— begin TASK DATA —
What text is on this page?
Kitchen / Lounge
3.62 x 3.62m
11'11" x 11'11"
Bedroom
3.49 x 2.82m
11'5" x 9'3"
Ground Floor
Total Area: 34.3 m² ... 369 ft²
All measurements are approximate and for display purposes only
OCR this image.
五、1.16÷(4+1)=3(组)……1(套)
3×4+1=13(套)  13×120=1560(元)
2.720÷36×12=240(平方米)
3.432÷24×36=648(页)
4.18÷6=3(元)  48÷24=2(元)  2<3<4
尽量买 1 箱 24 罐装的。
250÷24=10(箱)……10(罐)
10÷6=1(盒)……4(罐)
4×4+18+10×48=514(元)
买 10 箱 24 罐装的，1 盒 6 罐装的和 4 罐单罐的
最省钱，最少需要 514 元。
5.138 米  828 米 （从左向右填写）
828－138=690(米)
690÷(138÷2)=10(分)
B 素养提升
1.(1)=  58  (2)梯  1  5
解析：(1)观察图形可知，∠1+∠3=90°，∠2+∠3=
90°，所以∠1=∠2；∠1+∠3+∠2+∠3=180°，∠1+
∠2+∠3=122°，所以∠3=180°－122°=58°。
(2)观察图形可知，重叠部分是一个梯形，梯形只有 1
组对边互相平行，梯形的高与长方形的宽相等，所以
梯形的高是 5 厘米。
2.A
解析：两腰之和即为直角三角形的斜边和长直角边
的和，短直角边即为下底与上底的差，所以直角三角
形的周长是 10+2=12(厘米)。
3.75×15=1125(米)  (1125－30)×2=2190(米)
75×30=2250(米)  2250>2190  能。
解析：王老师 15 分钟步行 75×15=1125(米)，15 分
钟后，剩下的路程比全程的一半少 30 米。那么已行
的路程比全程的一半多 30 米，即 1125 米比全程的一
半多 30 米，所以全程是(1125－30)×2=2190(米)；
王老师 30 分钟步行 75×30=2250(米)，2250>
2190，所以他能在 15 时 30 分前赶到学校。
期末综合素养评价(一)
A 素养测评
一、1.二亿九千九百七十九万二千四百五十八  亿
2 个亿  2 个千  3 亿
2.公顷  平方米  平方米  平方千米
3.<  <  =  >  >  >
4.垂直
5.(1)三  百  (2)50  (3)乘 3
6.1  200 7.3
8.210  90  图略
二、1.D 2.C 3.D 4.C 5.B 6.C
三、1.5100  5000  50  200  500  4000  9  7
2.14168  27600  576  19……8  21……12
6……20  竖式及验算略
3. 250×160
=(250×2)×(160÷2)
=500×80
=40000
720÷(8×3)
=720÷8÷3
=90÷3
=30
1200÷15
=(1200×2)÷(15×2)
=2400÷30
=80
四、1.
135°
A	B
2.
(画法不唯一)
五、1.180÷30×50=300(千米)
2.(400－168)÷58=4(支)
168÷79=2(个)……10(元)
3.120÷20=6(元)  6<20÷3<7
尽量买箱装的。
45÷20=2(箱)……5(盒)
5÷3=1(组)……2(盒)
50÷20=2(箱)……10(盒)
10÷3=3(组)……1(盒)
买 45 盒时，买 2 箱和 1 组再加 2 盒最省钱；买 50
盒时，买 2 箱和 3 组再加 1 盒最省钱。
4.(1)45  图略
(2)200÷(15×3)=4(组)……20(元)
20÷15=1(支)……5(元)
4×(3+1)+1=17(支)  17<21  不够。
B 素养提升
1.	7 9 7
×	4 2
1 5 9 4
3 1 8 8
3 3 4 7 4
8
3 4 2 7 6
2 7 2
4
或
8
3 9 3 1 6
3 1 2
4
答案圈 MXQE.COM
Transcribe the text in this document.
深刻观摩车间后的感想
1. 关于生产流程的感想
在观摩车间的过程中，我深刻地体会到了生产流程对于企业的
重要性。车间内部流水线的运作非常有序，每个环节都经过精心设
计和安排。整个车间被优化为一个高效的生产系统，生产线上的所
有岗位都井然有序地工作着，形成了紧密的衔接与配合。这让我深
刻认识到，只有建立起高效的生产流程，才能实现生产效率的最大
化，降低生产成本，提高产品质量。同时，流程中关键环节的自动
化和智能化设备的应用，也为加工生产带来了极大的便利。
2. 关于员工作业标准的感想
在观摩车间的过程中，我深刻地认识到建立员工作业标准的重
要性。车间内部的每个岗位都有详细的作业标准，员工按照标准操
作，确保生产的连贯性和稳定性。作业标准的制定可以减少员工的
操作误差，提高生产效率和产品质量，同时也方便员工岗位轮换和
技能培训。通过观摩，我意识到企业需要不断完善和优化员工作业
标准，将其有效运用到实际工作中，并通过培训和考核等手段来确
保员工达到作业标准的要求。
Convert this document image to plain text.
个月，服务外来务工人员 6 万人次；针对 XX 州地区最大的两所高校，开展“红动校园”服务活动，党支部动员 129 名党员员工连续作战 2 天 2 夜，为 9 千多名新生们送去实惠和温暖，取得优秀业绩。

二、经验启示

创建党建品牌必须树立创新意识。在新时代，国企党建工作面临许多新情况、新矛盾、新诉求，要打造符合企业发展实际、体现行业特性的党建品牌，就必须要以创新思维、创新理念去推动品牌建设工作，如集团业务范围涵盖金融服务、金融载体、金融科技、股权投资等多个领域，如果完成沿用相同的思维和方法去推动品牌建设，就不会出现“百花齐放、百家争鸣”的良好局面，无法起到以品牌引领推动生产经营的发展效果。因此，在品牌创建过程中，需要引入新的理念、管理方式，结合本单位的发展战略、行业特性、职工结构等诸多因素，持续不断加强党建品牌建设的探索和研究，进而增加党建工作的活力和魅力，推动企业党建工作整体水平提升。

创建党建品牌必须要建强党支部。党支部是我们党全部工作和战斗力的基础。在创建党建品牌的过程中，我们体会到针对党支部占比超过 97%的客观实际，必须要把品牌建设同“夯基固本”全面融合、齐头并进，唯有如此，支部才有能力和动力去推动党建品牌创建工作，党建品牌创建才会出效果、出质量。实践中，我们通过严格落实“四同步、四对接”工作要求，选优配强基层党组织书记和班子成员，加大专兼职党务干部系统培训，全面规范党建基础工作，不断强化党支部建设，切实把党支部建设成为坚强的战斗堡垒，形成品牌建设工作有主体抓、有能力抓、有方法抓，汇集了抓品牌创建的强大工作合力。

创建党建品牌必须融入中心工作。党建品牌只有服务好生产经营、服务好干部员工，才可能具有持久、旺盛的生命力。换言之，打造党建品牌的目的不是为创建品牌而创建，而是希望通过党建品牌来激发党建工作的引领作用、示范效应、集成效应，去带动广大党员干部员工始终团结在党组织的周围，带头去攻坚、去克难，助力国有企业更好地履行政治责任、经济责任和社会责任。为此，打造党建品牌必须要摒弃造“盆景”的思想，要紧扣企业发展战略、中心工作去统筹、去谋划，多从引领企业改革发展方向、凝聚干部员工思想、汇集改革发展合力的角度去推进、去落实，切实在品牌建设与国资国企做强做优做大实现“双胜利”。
— end TASK DATA —
### REQUIRED WORK
Copy every record above exactly as it appears.

### RESULT OF THIS EXERCISE
What text is on this page?
Kitchen / Lounge
3.62 x 3.62m
11'11" x 11'11"
Bedroom
3.49 x 2.82m
11'5" x 9'3"
Ground Floor
Total Area: 34.3 m² ... 369 ft²
All measurements are approximate and for display purposes only
OCR this image.
五、1.16÷(4+1)=3(组)……1(套)
3×4+1=13(套)  13×120=1560(元)
2.720÷36×12=240(平方米)
3.432÷24×36=648(页)
4.18÷6=3(元)  48÷24=2(元)  2<3<4
尽量买 1 箱 24 罐装的。
250÷24=10(箱)……10(罐)
10÷6=1(盒)……4(罐)
4×4+18+10×48=514(元)
买 10 箱 24 罐装的，1 盒 6 罐装的和 4 罐单罐的
最省钱，最少需要 514 元。
5.138 米  828 米 （从左向右填写）
828－138=690(米)
690÷(138÷2)=10(分)
B 素养提升
1.(1)=  58  (2)梯  1  5
解析：(1)观察图形可知，∠1+∠3=90°，∠2+∠3=
90°，所以∠1=∠2；∠1+∠3+∠2+∠3=180°，∠1+
∠2+∠3=122°，所以∠3=180°－122°=58°。
(2)观察图形可知，重叠部分是一个梯形，梯形只有 1
组对边互相平行，梯形的高与长方形的宽相等，所以
梯形的高是 5 厘米。
2.A
解析：两腰之和即为直角三角形的斜边和长直角边
的和，短直角边即为下底与上底的差，所以直角三角
形的周长是 10+2=12(厘米)。
3.75×15=1125(米)  (1125－30)×2=2190(米)
75×30=2250(米)  2250>2190  能。
解析：王老师 15 分钟步行 75×15=1125(米)，15 分
钟后，剩下的路程比全程的一半少 30 米。那么已行
的路程比全程的一半多 30 米，即 1125 米比全程的一
半多 30 米，所以全程是(1125－30)×2=2190(米)；
王老师 30 分钟步行 75×30=2250(米)，2250>
2190，所以他能在 15 时 30 分前赶到学校。
期末综合素养评价(一)
A 素养测评
一、1.二亿九千九百七十九万二千四百五十八  亿
2 个亿  2 个千  3 亿
2.公顷  平方米  平方米  平方千米
3.<  <  =  >  >  >
4.垂直
5.(1)三  百  (2)50  (3)乘 3
6.1  200 7.3
8.210  90  图略
二、1.D 2.C 3.D 4.C 5.B 6.C
三、1.5100  5000  50  200  500  4000  9  7
2.14168  27600  576  19……8  21……12
6……20  竖式及验算略
3. 250×160
=(250×2)×(160÷2)
=500×80
=40000
720÷(8×3)
=720÷8÷3
=90÷3
=30
1200÷15
=(1200×2)÷(15×2)
=2400÷30
=80
四、1.
135°
A	B
2.
(画法不唯一)
五、1.180÷30×50=300(千米)
2.(400－168)÷58=4(支)
168÷79=2(个)……10(元)
3.120÷20=6(元)  6<20÷3<7
尽量买箱装的。
45÷20=2(箱)……5(盒)
5÷3=1(组)……2(盒)
50÷20=2(箱)……10(盒)
10÷3=3(组)……1(盒)
买 45 盒时，买 2 箱和 1 组再加 2 盒最省钱；买 50
盒时，买 2 箱和 3 组再加 1 盒最省钱。
4.(1)45  图略
(2)200÷(15×3)=4(组)……20(元)
20÷15=1(支)……5(元)
4×(3+1)+1=17(支)  17<21  不够。
B 素养提升
1.	7 9 7
×	4 2
1 5 9 4
3 1 8 8
3 3 4 7 4
8
3 4 2 7 6
2 7 2
4
或
8
3 9 3 1 6
3 1 2
4
答案圈 MXQE.COM
Transcribe the text in this document.
深刻观摩车间后的感想
1. 关于生产流程的感想
在观摩车间的过程中，我深刻地体会到了生产流程对于企业的
重要性。车间内部流水线的运作非常有序，每个环节都经过精心设
计和安排。整个车间被优化为一个高效的生产系统，生产线上的所
有岗位都井然有序地工作着，形成了紧密的衔接与配合。这让我深
刻认识到，只有建立起高效的生产流程，才能实现生产效率的最大
化，降低生产成本，提高产品质量。同时，流程中关键环节的自动
化和智能化设备的应用，也为加工生产带来了极大的便利。
2. 关于员工作业标准的感想
在观摩车间的过程中，我深刻地认识到建立员工作业标准的重
要性。车间内部的每个岗位都有详细的作业标准，员工按照标准操
作，确保生产的连贯性和稳定性。作业标准的制定可以减少员工的
操作误差，提高生产效率和产品质量，同时也方便员工岗位轮换和
技能培训。通过观摩，我意识到企业需要不断完善和优化员工作业
标准，将其有效运用到实际工作中，并通过培训和考核等手段来确
保员工达到作业标准的要求。
Convert this document image to plain text.
个月，服务外来务工人员 6 万人次；针对 XX 州地区最大的两所高校，开展“红动校园”服务活动，党支部动员 129 名党员员工连续作战 2 天 2 夜，为 9 千多名新生们送去实惠和温暖，取得优秀业绩。

二、经验启示

创建党建品牌必须树立创新意识。在新时代，国企党建工作面临许多新情况、新矛盾、新诉求，要打造符合企业发展实际、体现行业特性的党建品牌，就必须要以创新思维、创新理念去推动品牌建设工作，如集团业务范围涵盖金融服务、金融载体、金融科技、股权投资等多个领域，如果完成沿用相同的思维和方法去推动品牌建设，就不会出现“百花齐放、百家争鸣”的良好局面，无法起到以品牌引领推动生产经营的发展效果。因此，在品牌创建过程中，需要引入新的理念、管理方式，结合本单位的发展战略、行业特性、职工结构等诸多因素，持续不断加强党建品牌建设的探索和研究，进而增加党建工作的活力和魅力，推动企业党建工作整体水平提升。

创建党建品牌必须要建强党支部。党支部是我们党全部工作和战斗力的基础。在创建党建品牌的过程中，我们体会到针对党支部占比超过 97%的客观实际，必须要把品牌建设同“夯基固本”全面融合、齐头并进，唯有如此，支部才有能力和动力去推动党建品牌创建工作，党建品牌创建才会出效果、出质量。实践中，我们通过严格落实“四同步、四对接”工作要求，选优配强基层党组织书记和班子成员，加大专兼职党务干部系统培训，全面规范党建基础工作，不断强化党支部建设，切实把党支部建设成为坚强的战斗堡垒，形成品牌建设工作有主体抓、有能力抓、有方法抓，汇集了抓品牌创建的强大工作合力。

创建党建品牌必须融入中心工作。党建品牌只有服务好生产经营、服务好干部员工，才可能具有持久、旺盛的生命力。换言之，打造党建品牌的目的不是为创建品牌而创建，而是希望通过党建品牌来激发党建工作的引领作用、示范效应、集成效应，去带动广大党员干部员工始终团结在党组织的周围，带头去攻坚、去克难，助力国有企业更好地履行政治责任、经济责任和社会责任。为此，打造党建品牌必须要摒弃造“盆景”的思想，要紧扣企业发展战略、中心工作去统筹、去谋划，多从引领企业改革发展方向、凝聚干部员工思想、汇集改革发展合力的角度去推进、去落实，切实在品牌建设与国资国企做强做优做大实现“双胜利”。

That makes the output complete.